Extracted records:
________________
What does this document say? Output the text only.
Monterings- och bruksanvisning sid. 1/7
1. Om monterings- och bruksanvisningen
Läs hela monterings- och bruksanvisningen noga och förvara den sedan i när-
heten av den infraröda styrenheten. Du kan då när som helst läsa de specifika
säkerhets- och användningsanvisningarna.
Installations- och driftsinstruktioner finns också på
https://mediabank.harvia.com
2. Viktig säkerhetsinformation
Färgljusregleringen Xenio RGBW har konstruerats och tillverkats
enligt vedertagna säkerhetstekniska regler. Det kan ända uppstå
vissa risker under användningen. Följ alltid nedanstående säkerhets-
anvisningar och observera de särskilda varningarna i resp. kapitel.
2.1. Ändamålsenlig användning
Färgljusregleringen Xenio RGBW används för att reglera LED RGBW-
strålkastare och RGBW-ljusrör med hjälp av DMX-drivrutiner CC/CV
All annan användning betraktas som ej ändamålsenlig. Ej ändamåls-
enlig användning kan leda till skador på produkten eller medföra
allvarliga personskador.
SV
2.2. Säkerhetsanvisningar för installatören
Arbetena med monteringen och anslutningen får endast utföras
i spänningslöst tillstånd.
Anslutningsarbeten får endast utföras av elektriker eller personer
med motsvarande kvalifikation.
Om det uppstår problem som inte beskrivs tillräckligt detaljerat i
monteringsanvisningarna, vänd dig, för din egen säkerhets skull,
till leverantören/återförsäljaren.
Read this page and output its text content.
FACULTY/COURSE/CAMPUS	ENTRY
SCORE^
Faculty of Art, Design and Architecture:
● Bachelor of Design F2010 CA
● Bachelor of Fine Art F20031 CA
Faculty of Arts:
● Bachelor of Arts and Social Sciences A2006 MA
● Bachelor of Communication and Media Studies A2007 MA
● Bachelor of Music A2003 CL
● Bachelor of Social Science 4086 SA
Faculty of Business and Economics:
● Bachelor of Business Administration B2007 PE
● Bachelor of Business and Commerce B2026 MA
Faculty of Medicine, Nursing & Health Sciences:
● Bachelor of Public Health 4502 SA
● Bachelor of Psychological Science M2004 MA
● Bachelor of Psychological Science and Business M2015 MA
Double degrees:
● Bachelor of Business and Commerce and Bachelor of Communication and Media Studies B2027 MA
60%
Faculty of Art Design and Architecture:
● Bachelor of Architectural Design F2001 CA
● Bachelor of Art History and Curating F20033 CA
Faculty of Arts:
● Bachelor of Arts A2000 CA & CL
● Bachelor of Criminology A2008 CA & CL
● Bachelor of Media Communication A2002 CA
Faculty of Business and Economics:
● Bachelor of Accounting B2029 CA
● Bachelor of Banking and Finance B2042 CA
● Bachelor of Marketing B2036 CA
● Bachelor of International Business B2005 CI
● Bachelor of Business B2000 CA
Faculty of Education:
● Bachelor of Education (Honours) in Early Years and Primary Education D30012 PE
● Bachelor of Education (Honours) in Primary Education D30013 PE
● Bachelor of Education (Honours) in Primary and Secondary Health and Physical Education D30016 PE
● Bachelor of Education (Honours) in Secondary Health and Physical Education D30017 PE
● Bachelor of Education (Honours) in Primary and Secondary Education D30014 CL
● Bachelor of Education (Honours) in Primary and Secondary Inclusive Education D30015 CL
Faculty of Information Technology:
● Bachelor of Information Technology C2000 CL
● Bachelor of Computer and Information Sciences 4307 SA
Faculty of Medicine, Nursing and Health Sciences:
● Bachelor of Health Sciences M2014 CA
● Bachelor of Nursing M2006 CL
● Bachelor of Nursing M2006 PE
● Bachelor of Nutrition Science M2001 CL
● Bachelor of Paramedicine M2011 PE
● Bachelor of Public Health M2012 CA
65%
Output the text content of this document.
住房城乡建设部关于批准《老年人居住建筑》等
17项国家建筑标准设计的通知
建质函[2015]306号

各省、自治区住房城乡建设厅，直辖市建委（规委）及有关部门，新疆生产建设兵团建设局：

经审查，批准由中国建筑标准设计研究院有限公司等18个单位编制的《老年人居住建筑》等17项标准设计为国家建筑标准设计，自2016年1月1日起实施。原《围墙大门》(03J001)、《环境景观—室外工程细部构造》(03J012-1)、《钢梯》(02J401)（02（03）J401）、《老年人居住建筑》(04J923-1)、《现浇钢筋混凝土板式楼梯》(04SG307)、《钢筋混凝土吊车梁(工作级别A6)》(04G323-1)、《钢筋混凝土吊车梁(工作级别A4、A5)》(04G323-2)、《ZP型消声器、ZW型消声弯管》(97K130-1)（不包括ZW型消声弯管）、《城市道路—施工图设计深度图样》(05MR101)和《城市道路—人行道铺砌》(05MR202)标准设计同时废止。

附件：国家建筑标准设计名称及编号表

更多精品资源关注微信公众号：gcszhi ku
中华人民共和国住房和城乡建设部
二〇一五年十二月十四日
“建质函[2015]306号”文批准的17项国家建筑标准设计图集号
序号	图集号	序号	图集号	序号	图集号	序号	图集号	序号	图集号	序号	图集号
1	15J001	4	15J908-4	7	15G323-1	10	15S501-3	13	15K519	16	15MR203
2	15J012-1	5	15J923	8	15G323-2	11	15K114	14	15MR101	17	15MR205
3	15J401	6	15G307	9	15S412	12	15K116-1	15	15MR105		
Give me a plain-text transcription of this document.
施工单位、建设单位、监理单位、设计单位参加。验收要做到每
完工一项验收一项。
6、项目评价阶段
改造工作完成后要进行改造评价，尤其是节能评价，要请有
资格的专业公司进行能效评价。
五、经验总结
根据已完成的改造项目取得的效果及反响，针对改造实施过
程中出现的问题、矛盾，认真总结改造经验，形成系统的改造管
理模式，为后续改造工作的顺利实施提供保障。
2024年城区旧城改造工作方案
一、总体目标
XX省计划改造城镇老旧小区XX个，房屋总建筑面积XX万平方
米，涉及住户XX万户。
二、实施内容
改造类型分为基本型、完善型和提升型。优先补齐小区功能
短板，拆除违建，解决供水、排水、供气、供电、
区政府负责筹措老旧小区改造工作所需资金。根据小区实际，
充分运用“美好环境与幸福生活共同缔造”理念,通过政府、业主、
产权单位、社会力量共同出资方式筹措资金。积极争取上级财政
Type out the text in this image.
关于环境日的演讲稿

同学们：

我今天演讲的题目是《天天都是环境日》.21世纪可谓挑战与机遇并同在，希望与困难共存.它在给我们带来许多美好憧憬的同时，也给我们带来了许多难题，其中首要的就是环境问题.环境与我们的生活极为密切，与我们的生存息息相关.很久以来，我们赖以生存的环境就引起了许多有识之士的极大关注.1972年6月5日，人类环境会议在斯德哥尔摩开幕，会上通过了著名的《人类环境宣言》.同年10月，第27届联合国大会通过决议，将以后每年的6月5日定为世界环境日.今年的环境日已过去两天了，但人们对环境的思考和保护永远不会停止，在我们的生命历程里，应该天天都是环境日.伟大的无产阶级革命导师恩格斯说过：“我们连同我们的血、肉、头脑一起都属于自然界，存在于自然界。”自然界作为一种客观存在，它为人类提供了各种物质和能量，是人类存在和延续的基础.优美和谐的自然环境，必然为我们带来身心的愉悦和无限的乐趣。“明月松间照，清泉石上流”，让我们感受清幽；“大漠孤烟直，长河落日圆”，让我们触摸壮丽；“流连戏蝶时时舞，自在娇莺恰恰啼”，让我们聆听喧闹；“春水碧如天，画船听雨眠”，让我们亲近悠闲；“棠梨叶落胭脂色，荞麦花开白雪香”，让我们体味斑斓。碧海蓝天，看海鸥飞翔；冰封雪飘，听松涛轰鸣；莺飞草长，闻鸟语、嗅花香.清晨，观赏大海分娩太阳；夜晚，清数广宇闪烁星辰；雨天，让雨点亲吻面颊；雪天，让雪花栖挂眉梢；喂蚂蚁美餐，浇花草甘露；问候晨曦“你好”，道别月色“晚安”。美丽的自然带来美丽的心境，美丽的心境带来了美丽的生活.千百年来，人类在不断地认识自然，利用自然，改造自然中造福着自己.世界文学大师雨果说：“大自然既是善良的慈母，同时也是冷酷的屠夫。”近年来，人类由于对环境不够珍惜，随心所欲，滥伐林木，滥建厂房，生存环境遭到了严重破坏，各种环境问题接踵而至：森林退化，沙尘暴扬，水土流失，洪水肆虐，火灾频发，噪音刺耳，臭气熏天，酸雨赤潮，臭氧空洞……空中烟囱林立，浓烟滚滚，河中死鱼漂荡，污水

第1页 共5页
________________
Where a line in the material above holds "老年人居住建筑", copy that line.

住房城乡建设部关于批准《老年人居住建筑》等
经审查，批准由中国建筑标准设计研究院有限公司等18个单位编制的《老年人居住建筑》等17项标准设计为国家建筑标准设计，自2016年1月1日起实施。原《围墙大门》(03J001)、《环境景观—室外工程细部构造》(03J012-1)、《钢梯》(02J401)（02（03）J401）、《老年人居住建筑》(04J923-1)、《现浇钢筋混凝土板式楼梯》(04SG307)、《钢筋混凝土吊车梁(工作级别A6)》(04G323-1)、《钢筋混凝土吊车梁(工作级别A4、A5)》(04G323-2)、《ZP型消声器、ZW型消声弯管》(97K130-1)（不包括ZW型消声弯管）、《城市道路—施工图设计深度图样》(05MR101)和《城市道路—人行道铺砌》(05MR202)标准设计同时废止。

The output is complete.